= Dataset items =
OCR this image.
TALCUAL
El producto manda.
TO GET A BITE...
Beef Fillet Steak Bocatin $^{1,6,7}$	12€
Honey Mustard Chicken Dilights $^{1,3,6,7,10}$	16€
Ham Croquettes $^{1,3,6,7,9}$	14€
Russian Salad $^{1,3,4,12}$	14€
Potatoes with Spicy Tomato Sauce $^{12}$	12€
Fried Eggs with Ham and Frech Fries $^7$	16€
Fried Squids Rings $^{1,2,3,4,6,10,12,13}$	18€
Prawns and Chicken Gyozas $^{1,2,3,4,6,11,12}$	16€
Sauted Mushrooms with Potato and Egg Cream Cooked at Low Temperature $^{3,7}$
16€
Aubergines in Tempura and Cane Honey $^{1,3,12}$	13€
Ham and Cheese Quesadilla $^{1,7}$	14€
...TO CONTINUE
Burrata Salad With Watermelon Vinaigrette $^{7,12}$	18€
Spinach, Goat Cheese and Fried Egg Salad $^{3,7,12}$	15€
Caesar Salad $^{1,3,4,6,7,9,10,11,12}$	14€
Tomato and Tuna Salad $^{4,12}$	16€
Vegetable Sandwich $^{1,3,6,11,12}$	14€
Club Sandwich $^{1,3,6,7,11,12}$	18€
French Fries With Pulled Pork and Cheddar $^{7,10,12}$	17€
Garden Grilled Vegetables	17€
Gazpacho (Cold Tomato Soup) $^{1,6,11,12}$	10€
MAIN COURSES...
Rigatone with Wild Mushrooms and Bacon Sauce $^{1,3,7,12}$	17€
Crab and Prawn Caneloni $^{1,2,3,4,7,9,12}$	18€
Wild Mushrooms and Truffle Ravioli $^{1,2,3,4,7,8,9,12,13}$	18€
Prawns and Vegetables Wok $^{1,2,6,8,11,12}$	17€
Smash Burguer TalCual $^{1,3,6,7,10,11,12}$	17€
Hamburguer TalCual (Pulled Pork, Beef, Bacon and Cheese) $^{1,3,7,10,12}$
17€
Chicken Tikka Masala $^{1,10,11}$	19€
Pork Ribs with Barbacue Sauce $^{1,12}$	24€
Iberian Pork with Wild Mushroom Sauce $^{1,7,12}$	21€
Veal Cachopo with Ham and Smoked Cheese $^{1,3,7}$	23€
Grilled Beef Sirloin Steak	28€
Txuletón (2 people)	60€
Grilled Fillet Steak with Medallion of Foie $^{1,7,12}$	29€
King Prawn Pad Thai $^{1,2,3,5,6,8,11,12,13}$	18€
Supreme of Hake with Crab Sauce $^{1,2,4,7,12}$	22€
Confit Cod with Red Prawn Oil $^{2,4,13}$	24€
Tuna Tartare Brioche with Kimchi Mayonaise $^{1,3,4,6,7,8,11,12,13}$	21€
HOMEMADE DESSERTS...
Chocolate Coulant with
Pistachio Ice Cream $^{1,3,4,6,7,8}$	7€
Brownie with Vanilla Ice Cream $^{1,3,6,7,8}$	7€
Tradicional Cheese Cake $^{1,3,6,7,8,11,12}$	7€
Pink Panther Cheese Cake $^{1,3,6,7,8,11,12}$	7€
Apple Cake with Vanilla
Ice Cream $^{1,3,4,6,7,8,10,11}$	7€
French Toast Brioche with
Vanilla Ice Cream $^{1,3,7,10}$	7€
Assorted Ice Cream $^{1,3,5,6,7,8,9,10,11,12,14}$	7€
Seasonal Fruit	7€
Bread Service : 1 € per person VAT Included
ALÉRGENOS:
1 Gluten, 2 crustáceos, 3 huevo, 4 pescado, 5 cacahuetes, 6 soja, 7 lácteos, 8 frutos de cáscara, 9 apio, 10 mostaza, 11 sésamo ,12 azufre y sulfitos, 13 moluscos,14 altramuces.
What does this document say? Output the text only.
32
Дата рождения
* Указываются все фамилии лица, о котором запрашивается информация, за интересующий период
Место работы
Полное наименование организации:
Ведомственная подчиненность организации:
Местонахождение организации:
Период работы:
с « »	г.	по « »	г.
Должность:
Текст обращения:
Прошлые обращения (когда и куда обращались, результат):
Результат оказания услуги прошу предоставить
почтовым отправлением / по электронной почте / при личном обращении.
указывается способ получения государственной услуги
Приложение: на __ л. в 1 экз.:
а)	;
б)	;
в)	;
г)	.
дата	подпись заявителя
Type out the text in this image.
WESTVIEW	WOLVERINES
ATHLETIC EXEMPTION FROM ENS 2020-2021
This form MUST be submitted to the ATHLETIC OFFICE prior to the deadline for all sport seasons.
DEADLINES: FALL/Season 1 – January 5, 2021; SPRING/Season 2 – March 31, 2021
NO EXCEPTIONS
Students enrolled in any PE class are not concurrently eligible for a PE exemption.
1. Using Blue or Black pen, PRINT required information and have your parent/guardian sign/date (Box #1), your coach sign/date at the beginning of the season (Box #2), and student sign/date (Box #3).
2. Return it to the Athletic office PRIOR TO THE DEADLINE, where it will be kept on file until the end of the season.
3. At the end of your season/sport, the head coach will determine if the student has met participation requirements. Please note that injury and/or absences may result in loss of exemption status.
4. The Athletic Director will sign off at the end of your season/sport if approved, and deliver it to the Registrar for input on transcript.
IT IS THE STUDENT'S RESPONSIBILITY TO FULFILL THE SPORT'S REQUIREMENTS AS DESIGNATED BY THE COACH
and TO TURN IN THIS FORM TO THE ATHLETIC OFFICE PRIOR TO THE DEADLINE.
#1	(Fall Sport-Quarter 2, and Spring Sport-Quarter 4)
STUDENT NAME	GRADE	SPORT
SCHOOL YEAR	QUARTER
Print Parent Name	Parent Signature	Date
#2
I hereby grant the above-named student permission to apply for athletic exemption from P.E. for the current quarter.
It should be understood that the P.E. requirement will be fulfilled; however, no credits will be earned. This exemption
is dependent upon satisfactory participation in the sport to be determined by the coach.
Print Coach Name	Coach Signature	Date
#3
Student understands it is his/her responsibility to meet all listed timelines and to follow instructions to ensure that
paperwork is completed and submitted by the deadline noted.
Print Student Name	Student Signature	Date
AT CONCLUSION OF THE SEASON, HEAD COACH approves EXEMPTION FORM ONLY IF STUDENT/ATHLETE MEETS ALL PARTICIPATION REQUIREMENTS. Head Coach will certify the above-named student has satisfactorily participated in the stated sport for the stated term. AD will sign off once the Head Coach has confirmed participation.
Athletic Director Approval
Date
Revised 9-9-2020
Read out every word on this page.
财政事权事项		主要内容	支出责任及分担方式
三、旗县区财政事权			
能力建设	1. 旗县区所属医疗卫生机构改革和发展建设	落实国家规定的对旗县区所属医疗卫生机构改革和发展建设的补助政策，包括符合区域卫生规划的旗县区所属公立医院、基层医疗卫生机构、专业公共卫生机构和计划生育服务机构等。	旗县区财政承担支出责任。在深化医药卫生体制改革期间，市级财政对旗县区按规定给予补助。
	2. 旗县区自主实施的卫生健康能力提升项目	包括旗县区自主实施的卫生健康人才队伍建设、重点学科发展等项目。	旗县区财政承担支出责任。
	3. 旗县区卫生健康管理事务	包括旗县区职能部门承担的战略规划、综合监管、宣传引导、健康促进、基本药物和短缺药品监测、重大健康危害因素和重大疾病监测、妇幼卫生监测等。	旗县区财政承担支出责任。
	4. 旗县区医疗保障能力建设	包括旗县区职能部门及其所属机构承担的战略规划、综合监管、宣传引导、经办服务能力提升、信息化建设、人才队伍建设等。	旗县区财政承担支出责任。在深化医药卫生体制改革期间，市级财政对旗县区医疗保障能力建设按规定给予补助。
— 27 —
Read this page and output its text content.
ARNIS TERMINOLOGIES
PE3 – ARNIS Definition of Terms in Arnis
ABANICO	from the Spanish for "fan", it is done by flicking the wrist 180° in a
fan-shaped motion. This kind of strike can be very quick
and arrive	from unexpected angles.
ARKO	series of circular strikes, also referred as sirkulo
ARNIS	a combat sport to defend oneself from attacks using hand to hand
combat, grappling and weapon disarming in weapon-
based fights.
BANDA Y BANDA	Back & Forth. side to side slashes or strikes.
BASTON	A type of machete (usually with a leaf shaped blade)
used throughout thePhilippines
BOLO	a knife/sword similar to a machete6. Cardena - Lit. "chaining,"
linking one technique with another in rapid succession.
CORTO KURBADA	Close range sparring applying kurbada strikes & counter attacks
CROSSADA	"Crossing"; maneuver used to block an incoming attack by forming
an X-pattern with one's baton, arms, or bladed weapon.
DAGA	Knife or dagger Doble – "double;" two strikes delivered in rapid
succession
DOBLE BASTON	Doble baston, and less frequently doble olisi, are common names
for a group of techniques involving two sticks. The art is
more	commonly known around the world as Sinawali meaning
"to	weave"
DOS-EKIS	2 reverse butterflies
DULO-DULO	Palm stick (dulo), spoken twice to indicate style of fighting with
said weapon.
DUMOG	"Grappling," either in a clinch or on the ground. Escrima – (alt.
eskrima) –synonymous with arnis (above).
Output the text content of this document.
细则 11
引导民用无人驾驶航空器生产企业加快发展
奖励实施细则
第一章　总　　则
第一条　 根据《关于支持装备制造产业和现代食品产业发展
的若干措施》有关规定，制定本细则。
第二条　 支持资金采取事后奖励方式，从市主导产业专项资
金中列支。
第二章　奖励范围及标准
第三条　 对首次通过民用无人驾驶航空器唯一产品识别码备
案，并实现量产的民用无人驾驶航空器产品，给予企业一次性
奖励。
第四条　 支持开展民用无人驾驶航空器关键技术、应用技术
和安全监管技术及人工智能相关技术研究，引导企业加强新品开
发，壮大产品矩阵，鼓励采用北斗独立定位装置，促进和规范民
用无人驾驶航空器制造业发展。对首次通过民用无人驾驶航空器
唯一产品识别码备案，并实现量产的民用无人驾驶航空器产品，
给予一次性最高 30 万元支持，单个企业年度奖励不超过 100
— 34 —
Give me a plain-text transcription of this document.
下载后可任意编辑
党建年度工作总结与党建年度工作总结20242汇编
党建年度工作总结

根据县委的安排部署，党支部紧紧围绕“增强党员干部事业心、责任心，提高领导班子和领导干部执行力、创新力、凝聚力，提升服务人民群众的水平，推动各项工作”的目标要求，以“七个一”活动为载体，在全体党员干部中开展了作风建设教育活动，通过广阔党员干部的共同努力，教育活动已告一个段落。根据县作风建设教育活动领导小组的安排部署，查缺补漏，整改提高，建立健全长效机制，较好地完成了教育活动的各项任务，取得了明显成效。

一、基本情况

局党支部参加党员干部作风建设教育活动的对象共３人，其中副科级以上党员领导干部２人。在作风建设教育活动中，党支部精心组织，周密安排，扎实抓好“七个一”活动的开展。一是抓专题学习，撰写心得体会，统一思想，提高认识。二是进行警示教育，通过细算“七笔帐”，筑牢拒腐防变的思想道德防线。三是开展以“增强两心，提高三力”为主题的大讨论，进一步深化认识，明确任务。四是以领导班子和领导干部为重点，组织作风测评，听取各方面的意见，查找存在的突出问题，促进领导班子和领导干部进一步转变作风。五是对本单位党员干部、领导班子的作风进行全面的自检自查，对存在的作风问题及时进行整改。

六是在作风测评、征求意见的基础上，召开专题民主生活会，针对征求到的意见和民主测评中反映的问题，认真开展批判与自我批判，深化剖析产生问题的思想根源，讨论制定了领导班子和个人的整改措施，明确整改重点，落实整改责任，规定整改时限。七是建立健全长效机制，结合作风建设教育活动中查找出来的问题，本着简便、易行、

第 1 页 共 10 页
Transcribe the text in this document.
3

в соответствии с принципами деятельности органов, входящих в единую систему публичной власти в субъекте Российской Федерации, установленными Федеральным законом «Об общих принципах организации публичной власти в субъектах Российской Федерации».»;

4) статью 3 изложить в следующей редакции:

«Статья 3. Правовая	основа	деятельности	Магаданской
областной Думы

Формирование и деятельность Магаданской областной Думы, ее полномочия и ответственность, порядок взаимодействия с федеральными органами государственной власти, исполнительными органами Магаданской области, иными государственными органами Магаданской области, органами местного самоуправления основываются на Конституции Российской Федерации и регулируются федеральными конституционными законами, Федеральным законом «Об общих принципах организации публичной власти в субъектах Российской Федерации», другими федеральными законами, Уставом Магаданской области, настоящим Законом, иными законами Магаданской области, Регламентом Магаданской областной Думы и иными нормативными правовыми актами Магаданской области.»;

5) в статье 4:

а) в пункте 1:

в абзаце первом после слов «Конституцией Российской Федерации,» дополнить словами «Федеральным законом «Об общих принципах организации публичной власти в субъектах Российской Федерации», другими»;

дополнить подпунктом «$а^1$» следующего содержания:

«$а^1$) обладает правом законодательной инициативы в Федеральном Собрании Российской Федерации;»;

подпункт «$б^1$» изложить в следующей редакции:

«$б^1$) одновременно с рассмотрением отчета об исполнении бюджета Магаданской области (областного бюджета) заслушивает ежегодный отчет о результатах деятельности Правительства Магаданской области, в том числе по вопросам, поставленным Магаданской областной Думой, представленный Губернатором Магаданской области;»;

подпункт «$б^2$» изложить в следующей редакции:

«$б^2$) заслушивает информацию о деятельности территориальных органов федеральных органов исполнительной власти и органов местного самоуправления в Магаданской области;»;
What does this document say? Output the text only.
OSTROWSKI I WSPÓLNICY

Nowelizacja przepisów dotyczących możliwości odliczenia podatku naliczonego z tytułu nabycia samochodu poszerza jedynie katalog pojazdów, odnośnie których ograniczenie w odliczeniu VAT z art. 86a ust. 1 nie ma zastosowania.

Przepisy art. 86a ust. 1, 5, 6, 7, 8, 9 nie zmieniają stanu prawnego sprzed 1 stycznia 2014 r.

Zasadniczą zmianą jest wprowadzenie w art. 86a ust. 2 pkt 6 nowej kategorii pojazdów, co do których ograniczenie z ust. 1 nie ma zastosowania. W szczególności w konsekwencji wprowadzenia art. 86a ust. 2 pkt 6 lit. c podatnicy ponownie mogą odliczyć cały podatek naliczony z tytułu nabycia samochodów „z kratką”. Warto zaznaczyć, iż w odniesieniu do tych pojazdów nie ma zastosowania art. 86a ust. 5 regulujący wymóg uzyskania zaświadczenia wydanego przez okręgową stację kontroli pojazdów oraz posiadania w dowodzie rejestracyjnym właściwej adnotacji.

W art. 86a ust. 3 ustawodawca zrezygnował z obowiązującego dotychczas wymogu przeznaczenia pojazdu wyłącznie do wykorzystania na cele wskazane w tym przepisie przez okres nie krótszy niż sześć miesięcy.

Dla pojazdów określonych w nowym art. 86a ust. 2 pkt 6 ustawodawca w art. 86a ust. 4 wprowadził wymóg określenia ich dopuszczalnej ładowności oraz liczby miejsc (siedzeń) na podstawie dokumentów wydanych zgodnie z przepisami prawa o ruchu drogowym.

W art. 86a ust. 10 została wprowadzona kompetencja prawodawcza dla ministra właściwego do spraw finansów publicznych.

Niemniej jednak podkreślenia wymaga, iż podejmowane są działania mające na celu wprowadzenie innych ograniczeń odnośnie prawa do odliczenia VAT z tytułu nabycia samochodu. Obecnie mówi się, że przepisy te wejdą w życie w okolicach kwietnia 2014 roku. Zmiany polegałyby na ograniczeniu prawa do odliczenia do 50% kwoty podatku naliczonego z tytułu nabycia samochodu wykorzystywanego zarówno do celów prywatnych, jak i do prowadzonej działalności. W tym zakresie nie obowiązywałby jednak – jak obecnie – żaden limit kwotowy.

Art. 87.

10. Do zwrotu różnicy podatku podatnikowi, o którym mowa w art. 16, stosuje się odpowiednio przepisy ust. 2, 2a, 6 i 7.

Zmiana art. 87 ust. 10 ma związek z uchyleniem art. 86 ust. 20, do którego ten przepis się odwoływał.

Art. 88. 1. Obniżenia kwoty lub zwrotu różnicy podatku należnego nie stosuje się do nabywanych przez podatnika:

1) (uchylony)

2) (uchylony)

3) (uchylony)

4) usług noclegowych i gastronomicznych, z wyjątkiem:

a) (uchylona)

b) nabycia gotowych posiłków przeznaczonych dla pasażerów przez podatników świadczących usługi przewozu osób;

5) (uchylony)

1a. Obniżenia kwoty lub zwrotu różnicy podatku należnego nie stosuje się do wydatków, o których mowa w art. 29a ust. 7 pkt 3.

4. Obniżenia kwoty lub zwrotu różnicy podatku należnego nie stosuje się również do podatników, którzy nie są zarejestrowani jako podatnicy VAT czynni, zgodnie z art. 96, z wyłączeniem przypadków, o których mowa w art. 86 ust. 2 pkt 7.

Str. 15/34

= Set task =
Please list every line of the records that contains "above".

= Answer to the task =
I hereby grant the above-named student permission to apply for athletic exemption from P.E. for the current quarter.
AT CONCLUSION OF THE SEASON, HEAD COACH approves EXEMPTION FORM ONLY IF STUDENT/ATHLETE MEETS ALL PARTICIPATION REQUIREMENTS. Head Coach will certify the above-named student has satisfactorily participated in the stated sport for the stated term. AD will sign off once the Head Coach has confirmed participation.
eskrima) –synonymous with arnis (above).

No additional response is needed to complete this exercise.